## REQUIRED TASK
Retype, exactly and with nothing added, the lines from the one showing "What data was" through the final line of the material. Omit pictures.

------

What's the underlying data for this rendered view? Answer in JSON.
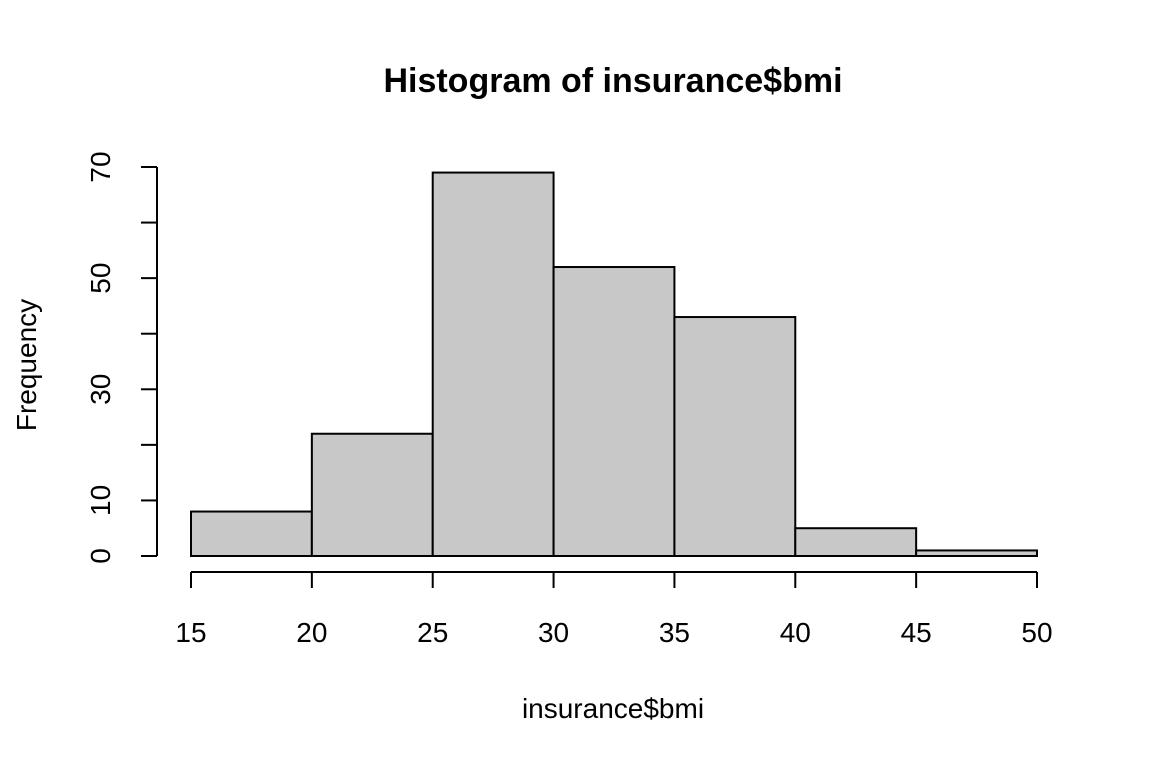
{
  "chart_data": {
    "type": "bar",
    "title": "Histogram of insurance$bmi",
    "xlabel": "insurance$bmi",
    "ylabel": "Frequency",
    "bins": [
      {
        "from": 15,
        "to": 20,
        "count": 8
      },
      {
        "from": 20,
        "to": 25,
        "count": 22
      },
      {
        "from": 25,
        "to": 30,
        "count": 69
      },
      {
        "from": 30,
        "to": 35,
        "count": 52
      },
      {
        "from": 35,
        "to": 40,
        "count": 43
      },
      {
        "from": 40,
        "to": 45,
        "count": 5
      },
      {
        "from": 45,
        "to": 50,
        "count": 1
      }
    ],
    "xlim": [
      15,
      50
    ],
    "ylim": [
      0,
      70
    ],
    "x_ticks": [
      15,
      20,
      25,
      30,
      35,
      40,
      45,
      50
    ],
    "y_ticks": [
      0,
      10,
      20,
      30,
      40,
      50,
      60,
      70
    ],
    "y_tick_labels": [
      "0",
      "10",
      "",
      "30",
      "",
      "50",
      "",
      "70"
    ],
    "bar_color": "#c8c8c8",
    "border_color": "#000000",
    "grid": false,
    "legend": "none"
  }
}
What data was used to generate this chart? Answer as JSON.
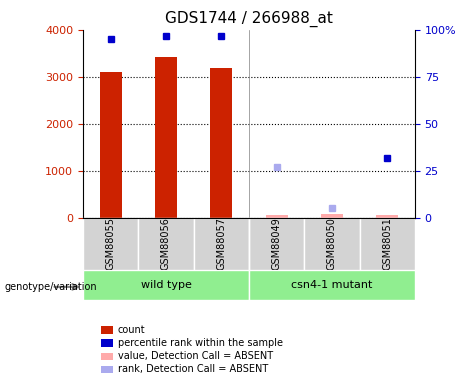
{
  "title": "GDS1744 / 266988_at",
  "samples": [
    "GSM88055",
    "GSM88056",
    "GSM88057",
    "GSM88049",
    "GSM88050",
    "GSM88051"
  ],
  "groups": [
    {
      "label": "wild type",
      "samples": [
        "GSM88055",
        "GSM88056",
        "GSM88057"
      ],
      "color": "#90EE90"
    },
    {
      "label": "csn4-1 mutant",
      "samples": [
        "GSM88049",
        "GSM88050",
        "GSM88051"
      ],
      "color": "#90EE90"
    }
  ],
  "bar_values": [
    3100,
    3430,
    3180,
    50,
    70,
    60
  ],
  "bar_absent": [
    false,
    false,
    false,
    true,
    true,
    true
  ],
  "bar_colors_present": "#cc2200",
  "bar_colors_absent": "#ffaaaa",
  "dot_values": [
    95,
    97,
    97,
    null,
    5,
    32
  ],
  "dot_absent": [
    false,
    false,
    false,
    true,
    true,
    false
  ],
  "dot_colors_present": "#0000cc",
  "dot_colors_absent": "#aaaaee",
  "absent_rank_values": [
    null,
    null,
    null,
    27,
    null,
    null
  ],
  "ylim_left": [
    0,
    4000
  ],
  "ylim_right": [
    0,
    100
  ],
  "yticks_left": [
    0,
    1000,
    2000,
    3000,
    4000
  ],
  "yticks_right": [
    0,
    25,
    50,
    75,
    100
  ],
  "yticklabels_left": [
    "0",
    "1000",
    "2000",
    "3000",
    "4000"
  ],
  "yticklabels_right": [
    "0",
    "25",
    "50",
    "75",
    "100%"
  ],
  "left_color": "#cc2200",
  "right_color": "#0000cc",
  "grid_color": "#000000",
  "bg_color": "#ffffff",
  "label_area_color": "#d3d3d3",
  "genotype_label": "genotype/variation",
  "legend_items": [
    {
      "color": "#cc2200",
      "label": "count"
    },
    {
      "color": "#0000cc",
      "label": "percentile rank within the sample"
    },
    {
      "color": "#ffaaaa",
      "label": "value, Detection Call = ABSENT"
    },
    {
      "color": "#aaaaee",
      "label": "rank, Detection Call = ABSENT"
    }
  ]
}
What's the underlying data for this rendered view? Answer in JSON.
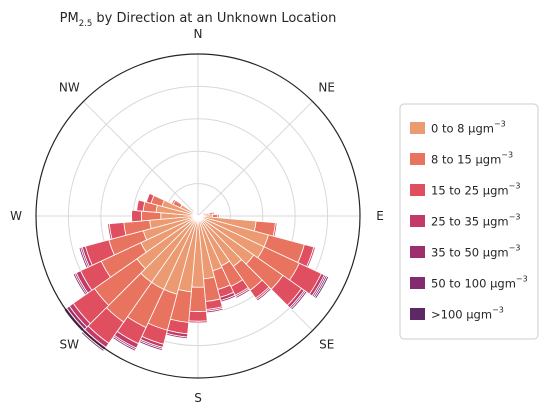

------

## THE OUTPUT
What data was used to generate this chart? Answer as JSON.
{
  "title": "GDS1744 / 266988_at",
  "samples": [
    "GSM88055",
    "GSM88056",
    "GSM88057",
    "GSM88049",
    "GSM88050",
    "GSM88051"
  ],
  "groups": [
    {
      "label": "wild type",
      "samples": [
        "GSM88055",
        "GSM88056",
        "GSM88057"
      ],
      "color": "#90EE90"
    },
    {
      "label": "csn4-1 mutant",
      "samples": [
        "GSM88049",
        "GSM88050",
        "GSM88051"
      ],
      "color": "#90EE90"
    }
  ],
  "bar_values": [
    3100,
    3430,
    3180,
    50,
    70,
    60
  ],
  "bar_absent": [
    false,
    false,
    false,
    true,
    true,
    true
  ],
  "bar_colors_present": "#cc2200",
  "bar_colors_absent": "#ffaaaa",
  "dot_values": [
    95,
    97,
    97,
    null,
    5,
    32
  ],
  "dot_absent": [
    false,
    false,
    false,
    true,
    true,
    false
  ],
  "dot_colors_present": "#0000cc",
  "dot_colors_absent": "#aaaaee",
  "absent_rank_values": [
    null,
    null,
    null,
    27,
    null,
    null
  ],
  "ylim_left": [
    0,
    4000
  ],
  "ylim_right": [
    0,
    100
  ],
  "yticks_left": [
    0,
    1000,
    2000,
    3000,
    4000
  ],
  "yticks_right": [
    0,
    25,
    50,
    75,
    100
  ],
  "yticklabels_left": [
    "0",
    "1000",
    "2000",
    "3000",
    "4000"
  ],
  "yticklabels_right": [
    "0",
    "25",
    "50",
    "75",
    "100%"
  ],
  "left_color": "#cc2200",
  "right_color": "#0000cc",
  "grid_color": "#000000",
  "bg_color": "#ffffff",
  "label_area_color": "#d3d3d3",
  "genotype_label": "genotype/variation",
  "legend_items": [
    {
      "color": "#cc2200",
      "label": "count"
    },
    {
      "color": "#0000cc",
      "label": "percentile rank within the sample"
    },
    {
      "color": "#ffaaaa",
      "label": "value, Detection Call = ABSENT"
    },
    {
      "color": "#aaaaee",
      "label": "rank, Detection Call = ABSENT"
    }
  ]
}
What's the underlying data for this rendered view? Answer in JSON.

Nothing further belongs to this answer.